> _CONSIGNE 1_: Relevez toutes les lignes des enregistrements ci-dessous qui contiennent la chaîne "group", et recopiez chacune d'elles intégralement.

> _TEXTE FOURNI_:
--------
Il est des gens – et nous en sommes, dans cette revue – qui font profession d’idées avancées et se placent par définition dans ce qu’on appelle en politique le mouvement d’avant-garde. Or, beaucoup de ces révolutionnaires, s’ils possèdent en effet des projets rénovateurs qui peuvent se rattacher aux conceptions socialistes, anarchistes ou bolchevistes, sont par ailleurs, et dans les domaines les plus importants de la vie, étrangement routiniers, conservateurs ou rétrogrades.
J’ai trois excellents copains de vieille date – ils ne m’en voudront pas, s’ils se reconnaissent en ces lignes — lecteurs fidèles du Révolté, de la Révolte, des Temps nouveaux, de Plus loin, et d’autres organes bien pensants, et surtout militants actifs et dévoués, respectivement dans le mouvement positiviste et libre-penseur, dans les milieux pédagogiques, dans les syndicats ; de braves et honnêtes révolutionnaires, comme nous les aimons dans notre groupe. Mais, vais-je le dire, ces trois copains sont épouvantablement encroûtés, quand on aborde diverses questions cependant primordiales et ne touchant pas à ce qu’ils étudient et propagent d’habitude. Ce fait est loin d’être exceptionnel. Tout le monde connaît de ces camarades ; soi-même on en est probablement un.
--------
> _CONSIGNE 2_: Reprenez mot pour mot le passage du texte ci-dessus sur les révolutionnaires routiniers, en commençant par "J’ai trois excellents" et en poursuivant jusqu'à "est probablement un.".

[Enregistrements issus d'une collection]
--------
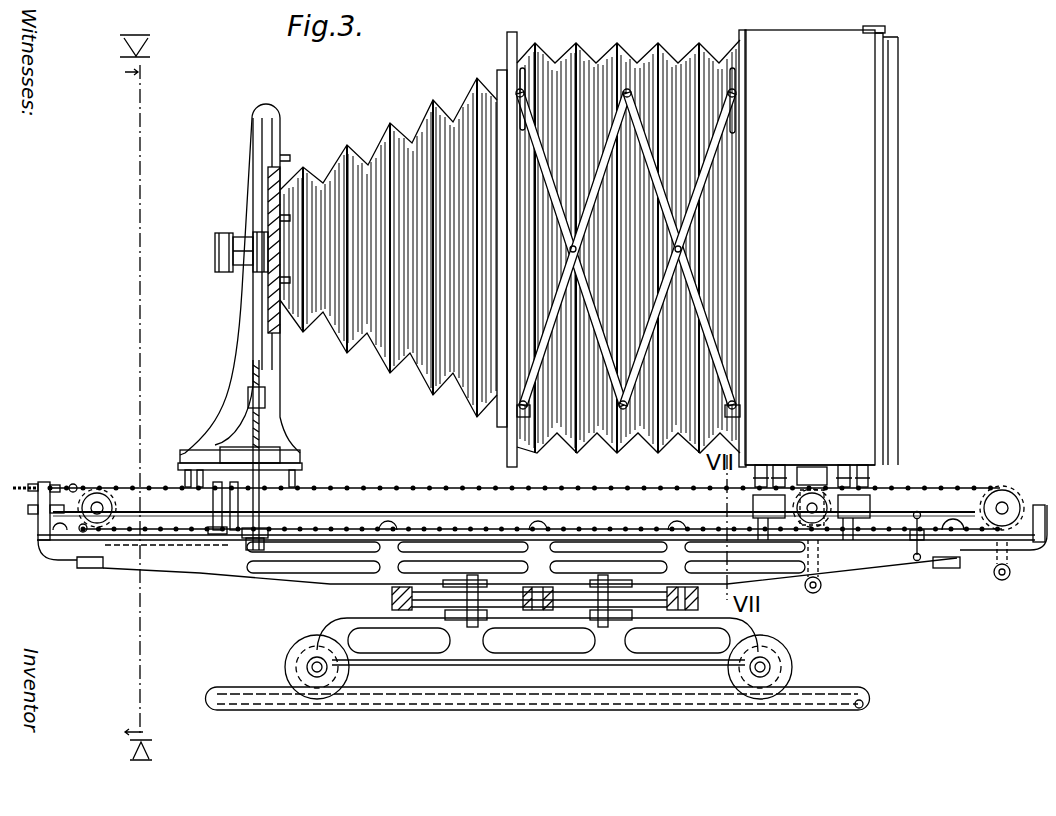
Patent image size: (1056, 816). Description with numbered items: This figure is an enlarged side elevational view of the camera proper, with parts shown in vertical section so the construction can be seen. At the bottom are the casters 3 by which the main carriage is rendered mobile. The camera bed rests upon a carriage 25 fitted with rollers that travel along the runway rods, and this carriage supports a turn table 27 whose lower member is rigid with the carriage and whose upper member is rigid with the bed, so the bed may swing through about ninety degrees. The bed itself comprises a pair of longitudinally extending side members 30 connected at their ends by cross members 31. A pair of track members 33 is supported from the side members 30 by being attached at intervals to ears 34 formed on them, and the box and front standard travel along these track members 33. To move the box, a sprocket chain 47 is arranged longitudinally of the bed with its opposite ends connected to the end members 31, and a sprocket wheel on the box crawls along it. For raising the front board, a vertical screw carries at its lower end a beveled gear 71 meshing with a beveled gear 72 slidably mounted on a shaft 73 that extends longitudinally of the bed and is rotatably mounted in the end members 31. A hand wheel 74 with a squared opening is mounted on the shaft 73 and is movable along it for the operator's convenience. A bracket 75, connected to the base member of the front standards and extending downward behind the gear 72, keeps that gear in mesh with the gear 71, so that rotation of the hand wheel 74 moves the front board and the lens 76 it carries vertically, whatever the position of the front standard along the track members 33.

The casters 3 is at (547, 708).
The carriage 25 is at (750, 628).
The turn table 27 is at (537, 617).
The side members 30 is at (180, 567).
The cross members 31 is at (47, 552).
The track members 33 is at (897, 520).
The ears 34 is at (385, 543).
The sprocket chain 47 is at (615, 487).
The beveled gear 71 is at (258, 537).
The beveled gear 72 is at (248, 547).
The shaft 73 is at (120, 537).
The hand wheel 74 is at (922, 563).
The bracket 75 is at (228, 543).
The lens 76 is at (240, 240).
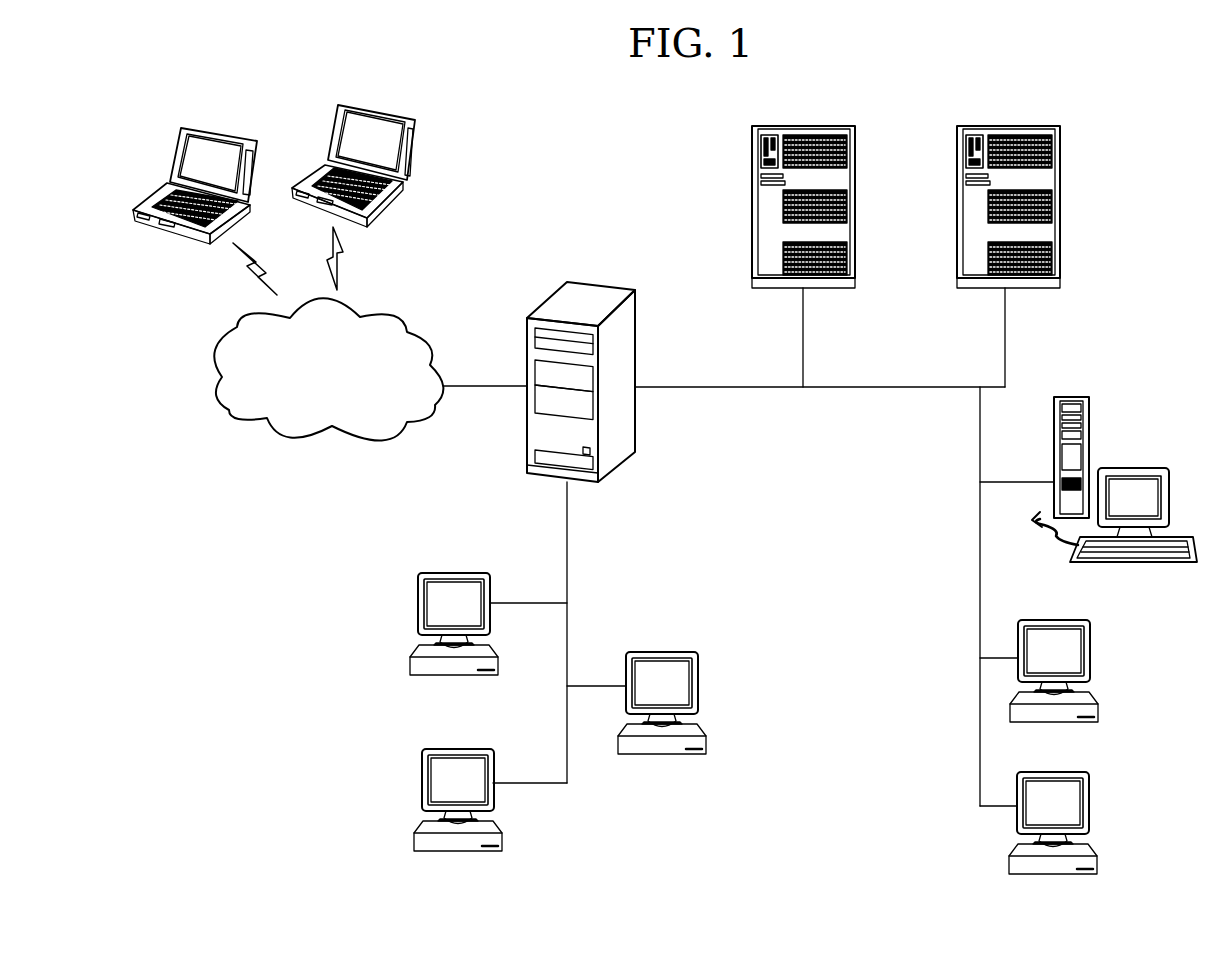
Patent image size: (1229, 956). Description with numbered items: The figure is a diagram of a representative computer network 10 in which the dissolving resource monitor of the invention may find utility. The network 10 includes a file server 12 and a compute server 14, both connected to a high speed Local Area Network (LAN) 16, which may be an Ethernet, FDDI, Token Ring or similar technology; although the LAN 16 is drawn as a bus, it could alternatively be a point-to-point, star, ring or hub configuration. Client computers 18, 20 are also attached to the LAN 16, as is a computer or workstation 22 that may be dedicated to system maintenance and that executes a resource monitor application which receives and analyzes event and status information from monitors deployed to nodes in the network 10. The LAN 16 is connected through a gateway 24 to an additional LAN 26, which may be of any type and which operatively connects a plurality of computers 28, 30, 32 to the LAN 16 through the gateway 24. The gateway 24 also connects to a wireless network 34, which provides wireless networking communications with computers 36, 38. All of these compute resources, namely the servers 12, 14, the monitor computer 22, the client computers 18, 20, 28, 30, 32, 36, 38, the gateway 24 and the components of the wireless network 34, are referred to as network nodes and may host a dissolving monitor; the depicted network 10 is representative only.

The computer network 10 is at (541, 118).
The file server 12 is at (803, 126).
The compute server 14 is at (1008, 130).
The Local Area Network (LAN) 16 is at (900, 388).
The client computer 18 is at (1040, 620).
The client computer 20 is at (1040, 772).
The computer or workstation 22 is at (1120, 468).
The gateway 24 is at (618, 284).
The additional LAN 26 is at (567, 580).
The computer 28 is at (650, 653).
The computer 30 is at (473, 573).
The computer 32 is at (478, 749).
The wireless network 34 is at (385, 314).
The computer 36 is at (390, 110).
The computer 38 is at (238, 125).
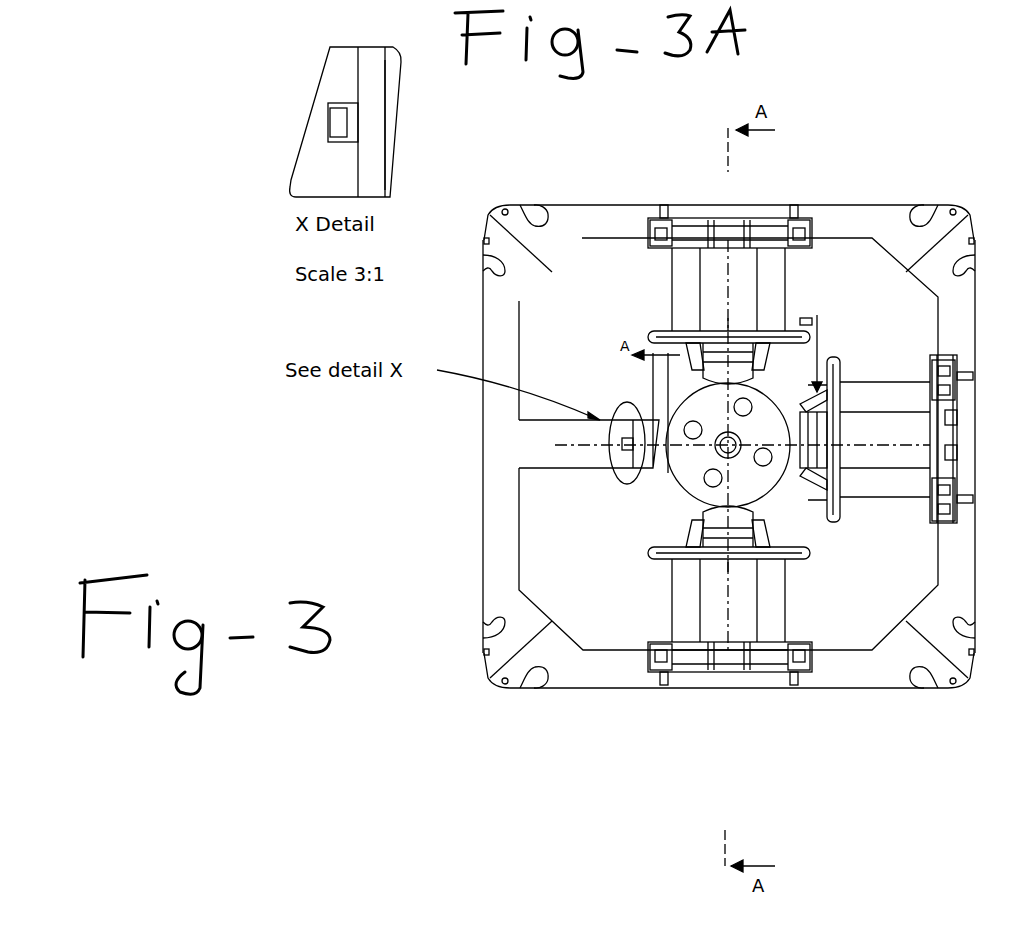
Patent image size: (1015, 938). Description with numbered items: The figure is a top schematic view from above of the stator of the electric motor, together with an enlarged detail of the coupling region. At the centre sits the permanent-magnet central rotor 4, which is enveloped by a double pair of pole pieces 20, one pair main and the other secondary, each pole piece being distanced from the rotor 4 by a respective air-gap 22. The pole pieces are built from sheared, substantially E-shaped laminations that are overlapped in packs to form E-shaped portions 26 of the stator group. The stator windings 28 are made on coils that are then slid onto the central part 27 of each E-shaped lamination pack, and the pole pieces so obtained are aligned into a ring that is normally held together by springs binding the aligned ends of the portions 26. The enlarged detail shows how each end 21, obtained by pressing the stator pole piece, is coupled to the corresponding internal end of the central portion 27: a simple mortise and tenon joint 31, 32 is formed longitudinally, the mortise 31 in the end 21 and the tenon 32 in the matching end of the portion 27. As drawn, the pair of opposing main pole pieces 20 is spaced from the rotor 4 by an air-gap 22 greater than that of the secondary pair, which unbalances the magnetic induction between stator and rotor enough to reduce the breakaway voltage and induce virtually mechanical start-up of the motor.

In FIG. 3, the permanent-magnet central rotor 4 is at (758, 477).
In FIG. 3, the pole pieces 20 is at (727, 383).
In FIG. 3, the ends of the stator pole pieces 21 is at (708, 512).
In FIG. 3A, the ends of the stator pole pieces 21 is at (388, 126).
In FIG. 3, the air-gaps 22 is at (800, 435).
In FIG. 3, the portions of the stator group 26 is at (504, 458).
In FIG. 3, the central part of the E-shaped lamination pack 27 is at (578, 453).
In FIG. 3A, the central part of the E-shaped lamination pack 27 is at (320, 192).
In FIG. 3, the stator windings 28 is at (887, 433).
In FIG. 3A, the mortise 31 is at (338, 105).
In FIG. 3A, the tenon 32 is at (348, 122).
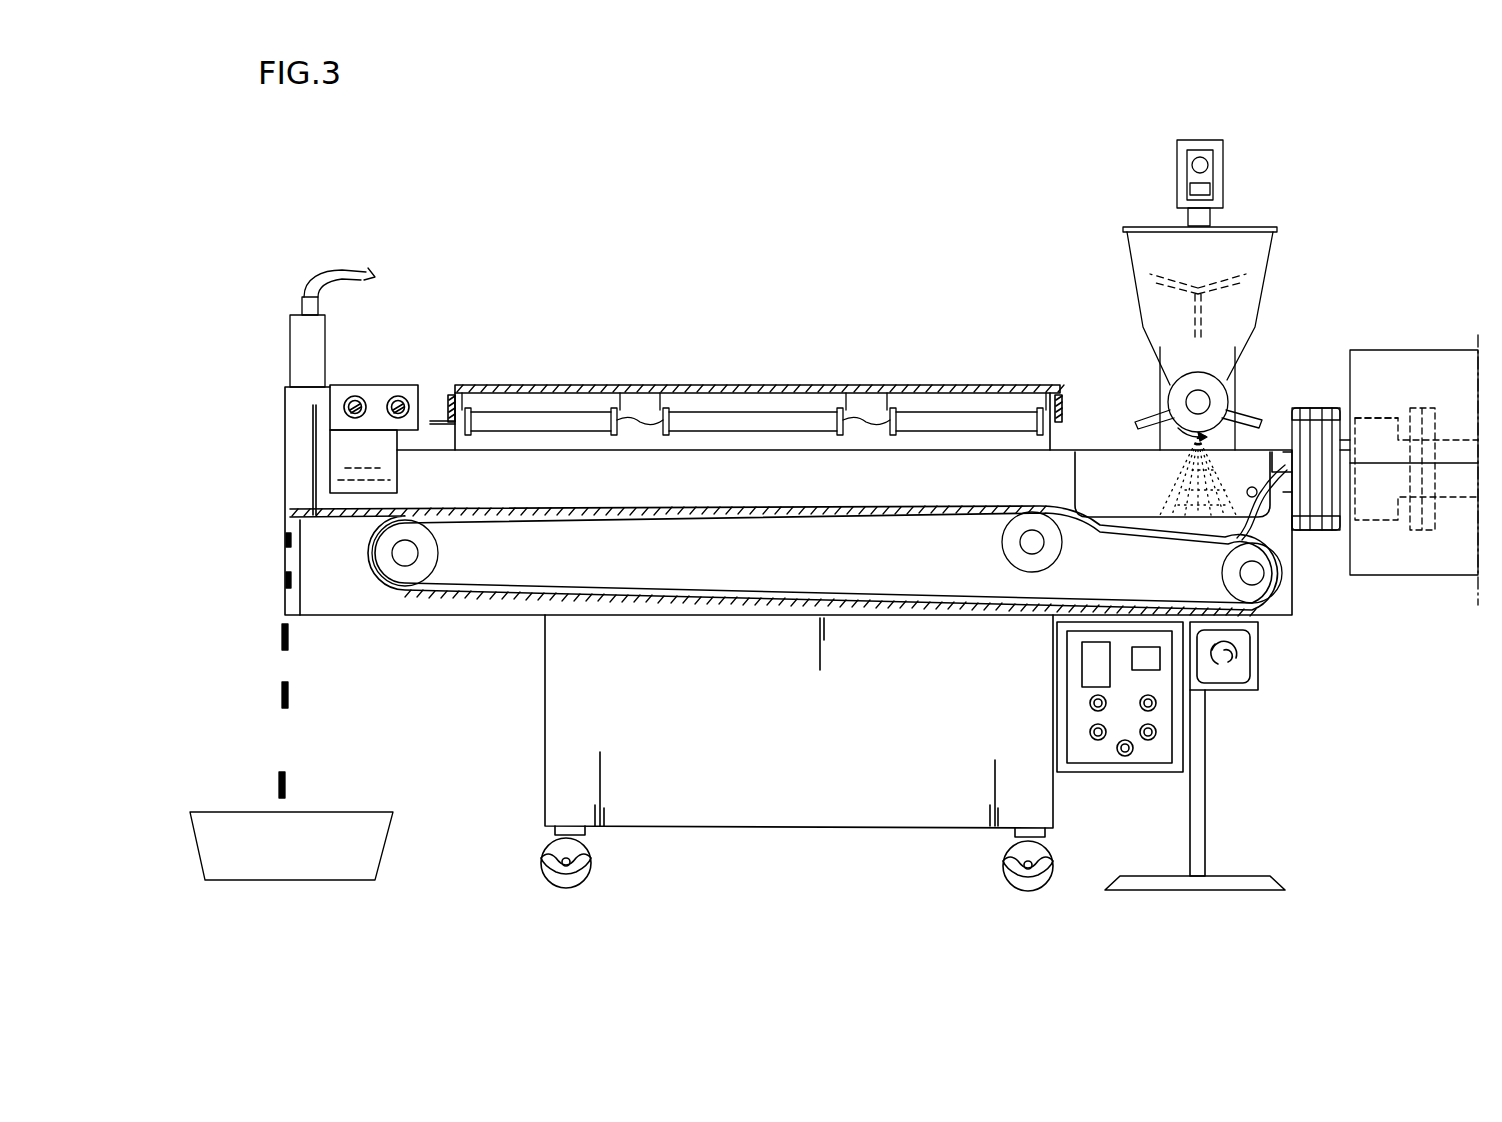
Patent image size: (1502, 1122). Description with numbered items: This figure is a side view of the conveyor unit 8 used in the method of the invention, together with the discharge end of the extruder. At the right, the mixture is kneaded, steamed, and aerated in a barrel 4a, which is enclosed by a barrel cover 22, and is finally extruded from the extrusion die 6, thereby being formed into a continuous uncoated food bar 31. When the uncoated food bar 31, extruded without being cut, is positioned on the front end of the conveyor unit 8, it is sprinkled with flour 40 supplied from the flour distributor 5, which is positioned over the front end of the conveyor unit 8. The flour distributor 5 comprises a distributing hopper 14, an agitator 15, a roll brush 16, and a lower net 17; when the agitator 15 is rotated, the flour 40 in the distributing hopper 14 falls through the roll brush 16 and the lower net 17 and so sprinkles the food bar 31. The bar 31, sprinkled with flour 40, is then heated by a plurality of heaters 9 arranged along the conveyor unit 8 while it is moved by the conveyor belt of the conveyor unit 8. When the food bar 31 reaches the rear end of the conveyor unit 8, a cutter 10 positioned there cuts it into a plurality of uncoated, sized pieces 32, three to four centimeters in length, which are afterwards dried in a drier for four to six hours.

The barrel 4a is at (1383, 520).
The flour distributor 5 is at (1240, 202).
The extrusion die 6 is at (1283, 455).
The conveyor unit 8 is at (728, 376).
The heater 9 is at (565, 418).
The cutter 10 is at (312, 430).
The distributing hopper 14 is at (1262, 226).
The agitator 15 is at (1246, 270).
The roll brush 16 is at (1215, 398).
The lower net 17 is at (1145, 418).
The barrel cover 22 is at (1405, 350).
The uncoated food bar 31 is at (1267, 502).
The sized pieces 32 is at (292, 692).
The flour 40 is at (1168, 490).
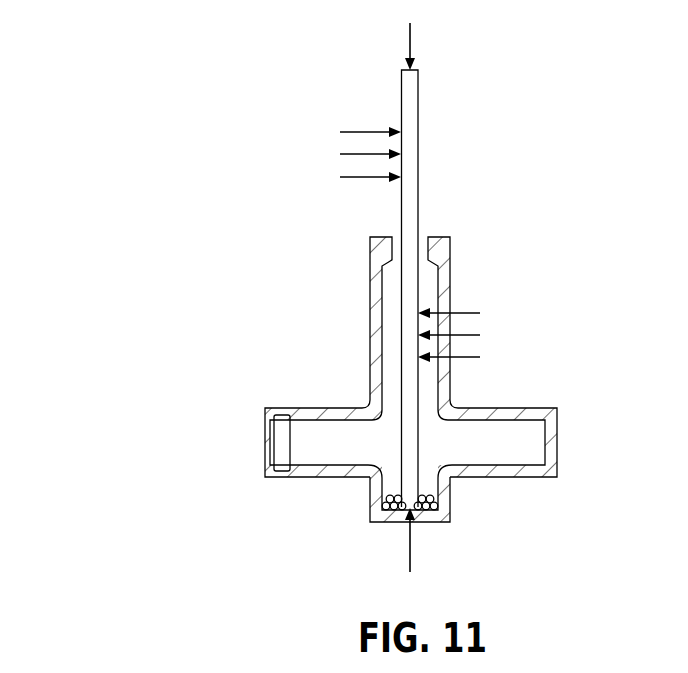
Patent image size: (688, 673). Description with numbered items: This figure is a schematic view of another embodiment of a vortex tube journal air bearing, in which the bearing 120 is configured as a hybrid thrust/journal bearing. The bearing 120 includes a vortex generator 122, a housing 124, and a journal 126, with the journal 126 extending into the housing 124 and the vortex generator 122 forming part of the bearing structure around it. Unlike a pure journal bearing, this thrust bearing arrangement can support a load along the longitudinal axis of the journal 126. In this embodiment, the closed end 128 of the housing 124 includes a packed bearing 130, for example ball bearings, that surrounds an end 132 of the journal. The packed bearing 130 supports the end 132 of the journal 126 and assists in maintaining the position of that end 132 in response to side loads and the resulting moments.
--------
> _RÉPONSE ATTENDUE 1_:
Patent image size: (1015, 938). Description with numbered items: The figure is a top schematic view from above of the stator of the electric motor, together with an enlarged detail of the coupling region. At the centre sits the permanent-magnet central rotor 4, which is enveloped by a double pair of pole pieces 20, one pair main and the other secondary, each pole piece being distanced from the rotor 4 by a respective air-gap 22. The pole pieces are built from sheared, substantially E-shaped laminations that are overlapped in packs to form E-shaped portions 26 of the stator group. The stator windings 28 are made on coils that are then slid onto the central part 27 of each E-shaped lamination pack, and the pole pieces so obtained are aligned into a ring that is normally held together by springs binding the aligned ends of the portions 26. The enlarged detail shows how each end 21, obtained by pressing the stator pole piece, is coupled to the corresponding internal end of the central portion 27: a simple mortise and tenon joint 31, 32 is formed longitudinally, the mortise 31 in the end 21 and the tenon 32 in the matching end of the portion 27. As drawn, the pair of opposing main pole pieces 20 is spaced from the rotor 4 by an air-gap 22 greater than that of the secondary pair, which unbalances the magnetic induction between stator and rotor enough to reduce the breakaway voltage and induce virtually mechanical start-up of the motor.
In FIG. 3, the portions of the stator group 26 is at (504, 458).

> _RÉPONSE ATTENDUE 2_:
J’ai trois excellents copains de vieille date – ils ne m’en voudront pas, s’ils se reconnaissent en ces lignes — lecteurs fidèles du Révolté, de la Révolte, des Temps nouveaux, de Plus loin, et d’autres organes bien pensants, et surtout militants actifs et dévoués, respectivement dans le mouvement positiviste et libre-penseur, dans les milieux pédagogiques, dans les syndicats ; de braves et honnêtes révolutionnaires, comme nous les aimons dans notre groupe. Mais, vais-je le dire, ces trois copains sont épouvantablement encroûtés, quand on aborde diverses questions cependant primordiales et ne touchant pas à ce qu’ils étudient et propagent d’habitude. Ce fait est loin d’être exceptionnel. Tout le monde connaît de ces camarades ; soi-même on en est probablement un.